__What needs to be done__: What is the count of lines in the material below that hold "dial"? Answer with only that number.

....

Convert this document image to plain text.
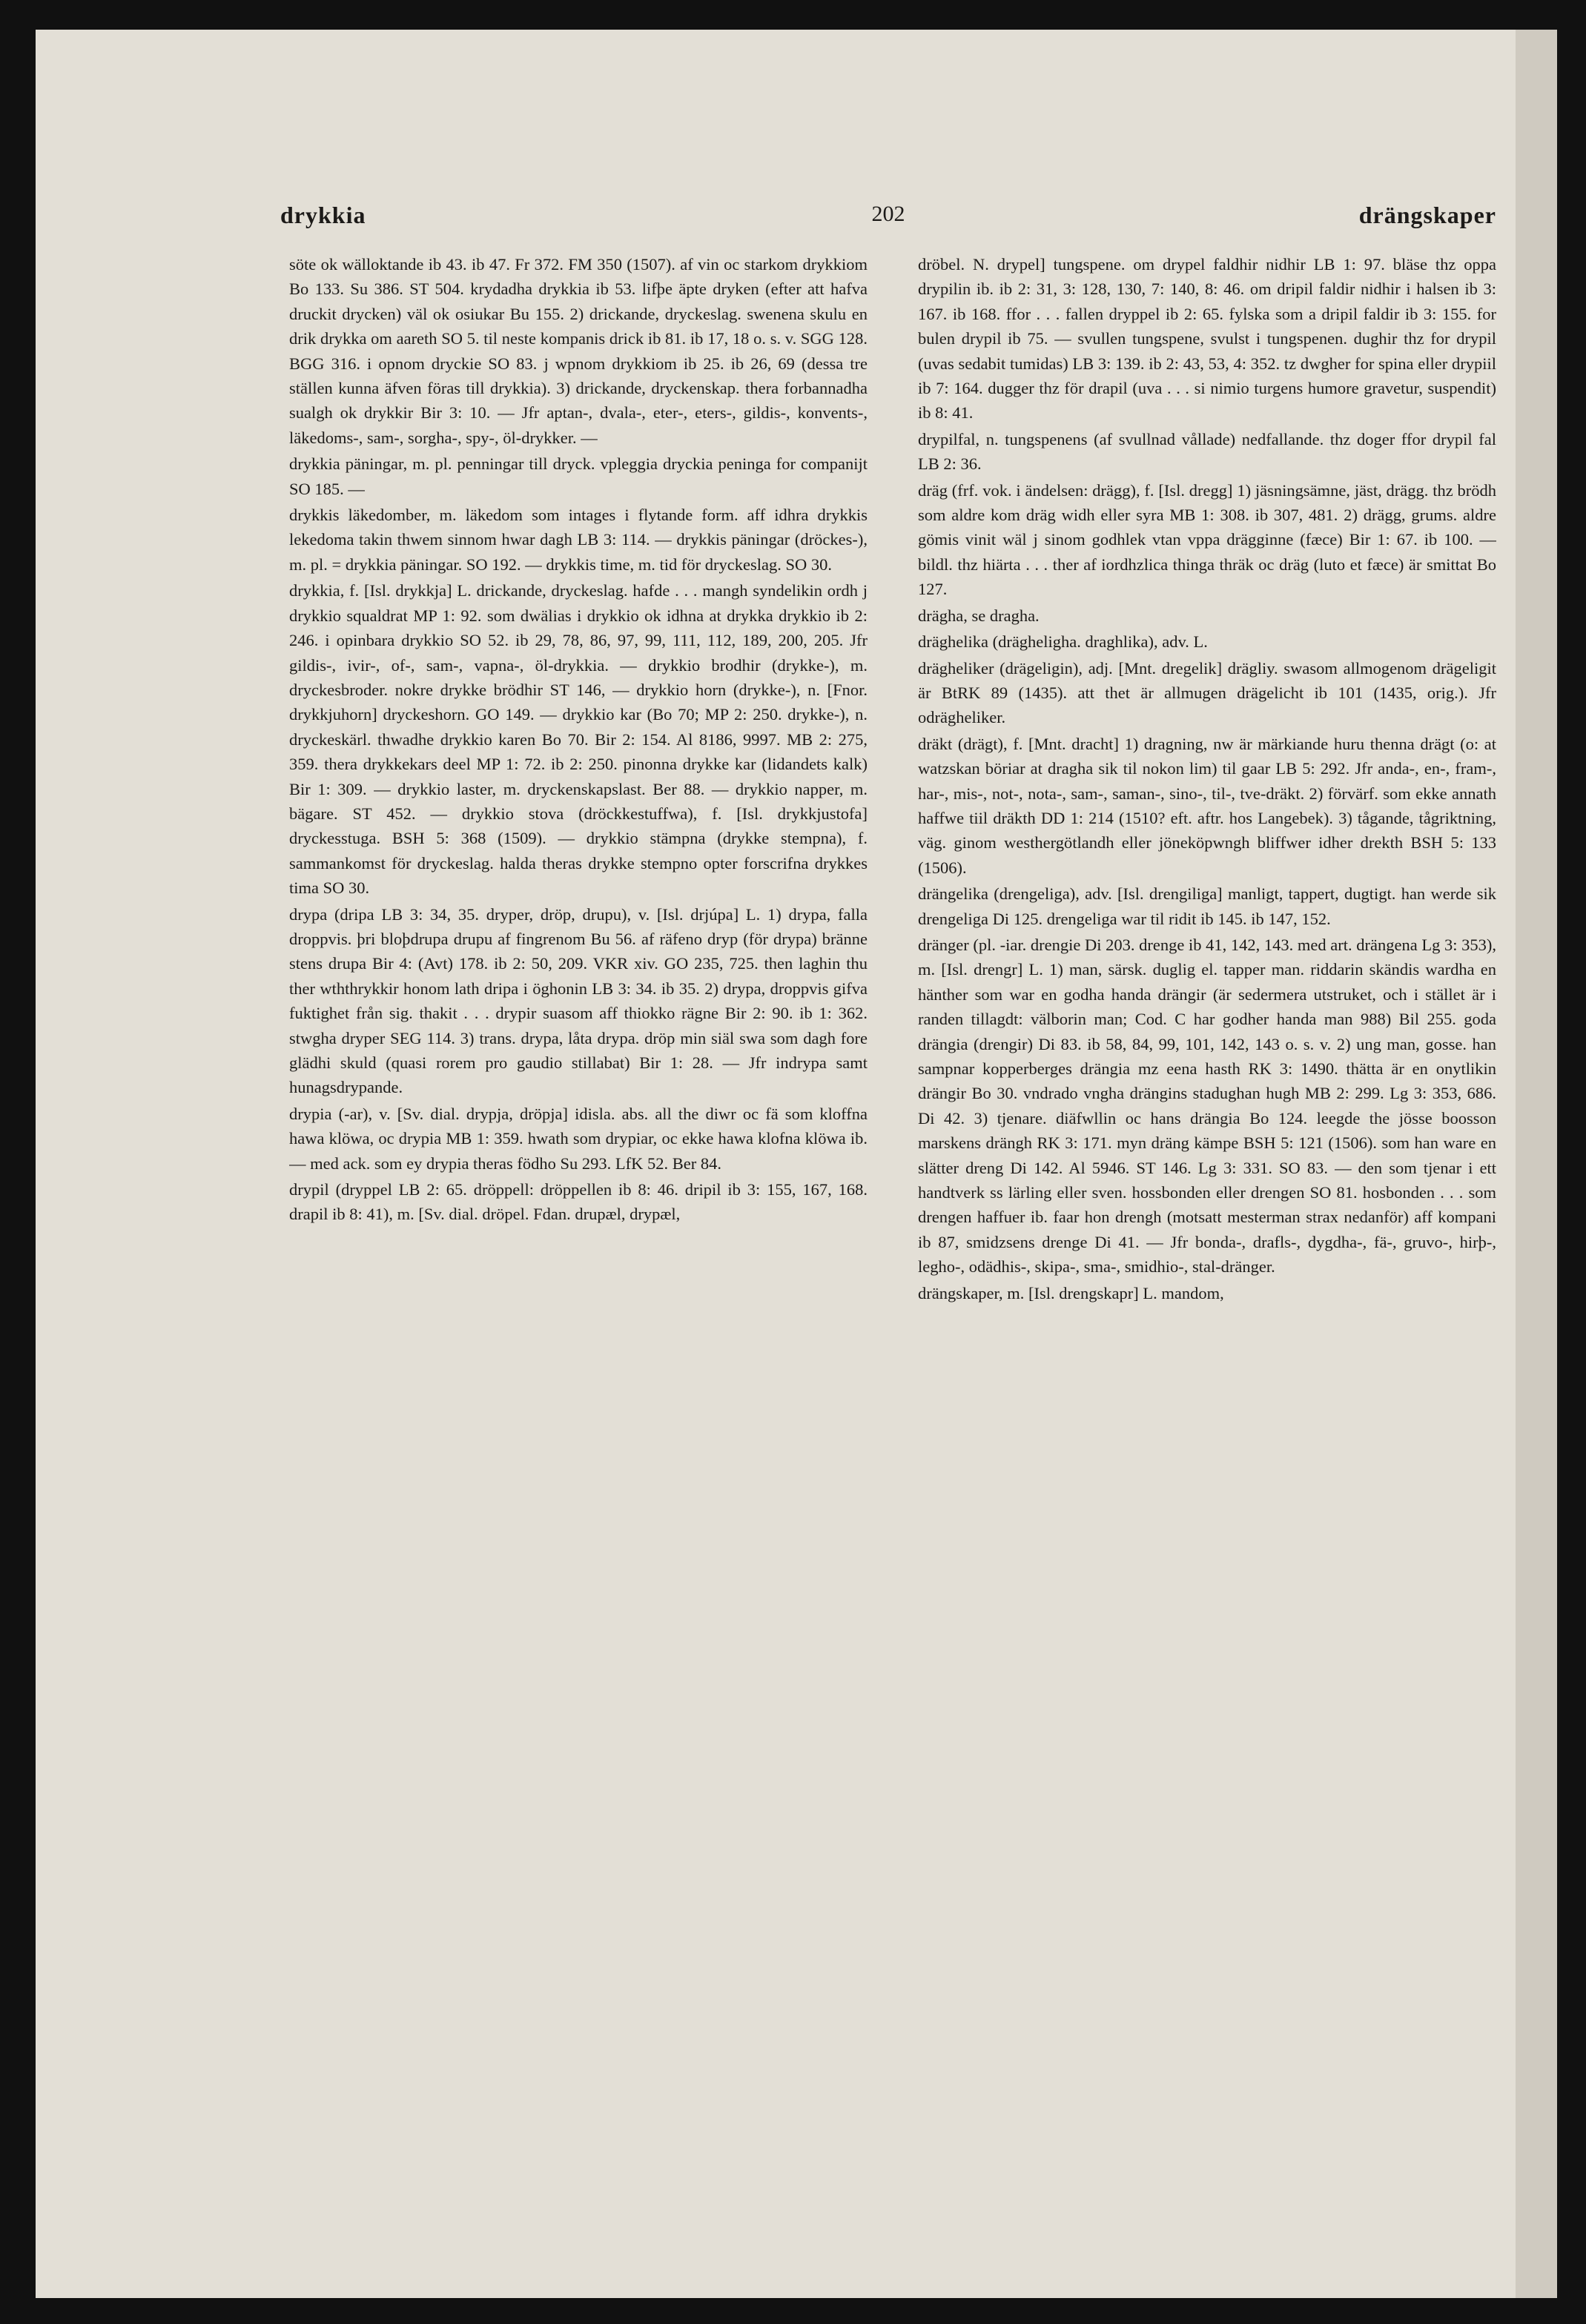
202
drykkia	drängskaper

söte ok wälloktande ib 43. ib 47. Fr 372. FM 350 (1507). af vin oc starkom drykkiom Bo 133. Su 386. ST 504. krydadha drykkia ib 53. lifþe äpte dryken (efter att hafva druckit drycken) väl ok osiukar Bu 155. 2) drickande, dryckeslag. swenena skulu en drik drykka om aareth SO 5. til neste kompanis drick ib 81. ib 17, 18 o. s. v. SGG 128. BGG 316. i opnom dryckie SO 83. j wpnom drykkiom ib 25. ib 26, 69 (dessa tre ställen kunna äfven föras till drykkia). 3) drickande, dryckenskap. thera forbannadha sualgh ok drykkir Bir 3: 10. — Jfr aptan-, dvala-, eter-, eters-, gildis-, konvents-, läkedoms-, sam-, sorgha-, spy-, öl-drykker. —

drykkia päningar, m. pl. penningar till dryck. vpleggia dryckia peninga for companijt SO 185. —

drykkis läkedomber, m. läkedom som intages i flytande form. aff idhra drykkis lekedoma takin thwem sinnom hwar dagh LB 3: 114. — drykkis päningar (dröckes-), m. pl. = drykkia päningar. SO 192. — drykkis time, m. tid för dryckeslag. SO 30.

drykkia, f. [Isl. drykkja] L. drickande, dryckeslag. hafde . . . mangh syndelikin ordh j drykkio squaldrat MP 1: 92. som dwälias i drykkio ok idhna at drykka drykkio ib 2: 246. i opinbara drykkio SO 52. ib 29, 78, 86, 97, 99, 111, 112, 189, 200, 205. Jfr gildis-, ivir-, of-, sam-, vapna-, öl-drykkia. — drykkio brodhir (drykke-), m. dryckesbroder. nokre drykke brödhir ST 146, — drykkio horn (drykke-), n. [Fnor. drykkjuhorn] dryckeshorn. GO 149. — drykkio kar (Bo 70; MP 2: 250. drykke-), n. dryckeskärl. thwadhe drykkio karen Bo 70. Bir 2: 154. Al 8186, 9997. MB 2: 275, 359. thera drykkekars deel MP 1: 72. ib 2: 250. pinonna drykke kar (lidandets kalk) Bir 1: 309. — drykkio laster, m. dryckenskapslast. Ber 88. — drykkio napper, m. bägare. ST 452. — drykkio stova (dröckkestuffwa), f. [Isl. drykkjustofa] dryckesstuga. BSH 5: 368 (1509). — drykkio stämpna (drykke stempna), f. sammankomst för dryckeslag. halda theras drykke stempno opter forscrifna drykkes tima SO 30.

drypa (dripa LB 3: 34, 35. dryper, dröp, drupu), v. [Isl. drjúpa] L. 1) drypa, falla droppvis. þri bloþdrupa drupu af fingrenom Bu 56. af räfeno dryp (för drypa) bränne stens drupa Bir 4: (Avt) 178. ib 2: 50, 209. VKR xiv. GO 235, 725. then laghin thu ther wththrykkir honom lath dripa i öghonin LB 3: 34. ib 35. 2) drypa, droppvis gifva fuktighet från sig. thakit . . . drypir suasom aff thiokko rägne Bir 2: 90. ib 1: 362. stwgha dryper SEG 114. 3) trans. drypa, låta drypa. dröp min siäl swa som dagh fore glädhi skuld (quasi rorem pro gaudio stillabat) Bir 1: 28. — Jfr indrypa samt hunagsdrypande.

drypia (-ar), v. [Sv. dial. drypja, dröpja] idisla. abs. all the diwr oc fä som kloffna hawa klöwa, oc drypia MB 1: 359. hwath som drypiar, oc ekke hawa klofna klöwa ib. — med ack. som ey drypia theras födho Su 293. LfK 52. Ber 84.

drypil (dryppel LB 2: 65. dröppell: dröppellen ib 8: 46. dripil ib 3: 155, 167, 168. drapil ib 8: 41), m. [Sv. dial. dröpel. Fdan. drupæl, drypæl,

dröbel. N. drypel] tungspene. om drypel faldhir nidhir LB 1: 97. bläse thz oppa drypilin ib. ib 2: 31, 3: 128, 130, 7: 140, 8: 46. om dripil faldir nidhir i halsen ib 3: 167. ib 168. ffor . . . fallen dryppel ib 2: 65. fylska som a dripil faldir ib 3: 155. for bulen drypil ib 75. — svullen tungspene, svulst i tungspenen. dughir thz for drypil (uvas sedabit tumidas) LB 3: 139. ib 2: 43, 53, 4: 352. tz dwgher for spina eller drypiil ib 7: 164. dugger thz för drapil (uva . . . si nimio turgens humore gravetur, suspendit) ib 8: 41.

drypilfal, n. tungspenens (af svullnad vållade) nedfallande. thz doger ffor drypil fal LB 2: 36.

dräg (frf. vok. i ändelsen: drägg), f. [Isl. dregg] 1) jäsningsämne, jäst, drägg. thz brödh som aldre kom dräg widh eller syra MB 1: 308. ib 307, 481. 2) drägg, grums. aldre gömis vinit wäl j sinom godhlek vtan vppa drägginne (fæce) Bir 1: 67. ib 100. — bildl. thz hiärta . . . ther af iordhzlica thinga thräk oc dräg (luto et fæce) är smittat Bo 127.

drägha, se dragha.

dräghelika (drägheligha. draghlika), adv. L.

drägheliker (drägeligin), adj. [Mnt. dregelik] drägliy. swasom allmogenom drägeligit är BtRK 89 (1435). att thet är allmugen drägelicht ib 101 (1435, orig.). Jfr odrägheliker.

dräkt (drägt), f. [Mnt. dracht] 1) dragning, nw är märkiande huru thenna drägt (o: at watzskan böriar at dragha sik til nokon lim) til gaar LB 5: 292. Jfr anda-, en-, fram-, har-, mis-, not-, nota-, sam-, saman-, sino-, til-, tve-dräkt. 2) förvärf. som ekke annath haffwe tiil dräkth DD 1: 214 (1510? eft. aftr. hos Langebek). 3) tågande, tågriktning, väg. ginom westhergötlandh eller jöneköpwngh bliffwer idher drekth BSH 5: 133 (1506).

drängelika (drengeliga), adv. [Isl. drengiliga] manligt, tappert, dugtigt. han werde sik drengeliga Di 125. drengeliga war til ridit ib 145. ib 147, 152.

dränger (pl. -iar. drengie Di 203. drenge ib 41, 142, 143. med art. drängena Lg 3: 353), m. [Isl. drengr] L. 1) man, särsk. duglig el. tapper man. riddarin skändis wardha en hänther som war en godha handa drängir (är sedermera utstruket, och i stället är i randen tillagdt: välborin man; Cod. C har godher handa man 988) Bil 255. goda drängia (drengir) Di 83. ib 58, 84, 99, 101, 142, 143 o. s. v. 2) ung man, gosse. han sampnar kopperberges drängia mz eena hasth RK 3: 1490. thätta är en onytlikin drängir Bo 30. vndrado vngha drängins stadughan hugh MB 2: 299. Lg 3: 353, 686. Di 42. 3) tjenare. diäfwllin oc hans drängia Bo 124. leegde the jösse boosson marskens drängh RK 3: 171. myn dräng kämpe BSH 5: 121 (1506). som han ware en slätter dreng Di 142. Al 5946. ST 146. Lg 3: 331. SO 83. — den som tjenar i ett handtverk ss lärling eller sven. hossbonden eller drengen SO 81. hosbonden . . . som drengen haffuer ib. faar hon drengh (motsatt mesterman strax nedanför) aff kompani ib 87, smidzsens drenge Di 41. — Jfr bonda-, drafls-, dygdha-, fä-, gruvo-, hirþ-, legho-, odädhis-, skipa-, sma-, smidhio-, stal-dränger.

drängskaper, m. [Isl. drengskapr] L. mandom,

....

__Exercise solution__: 2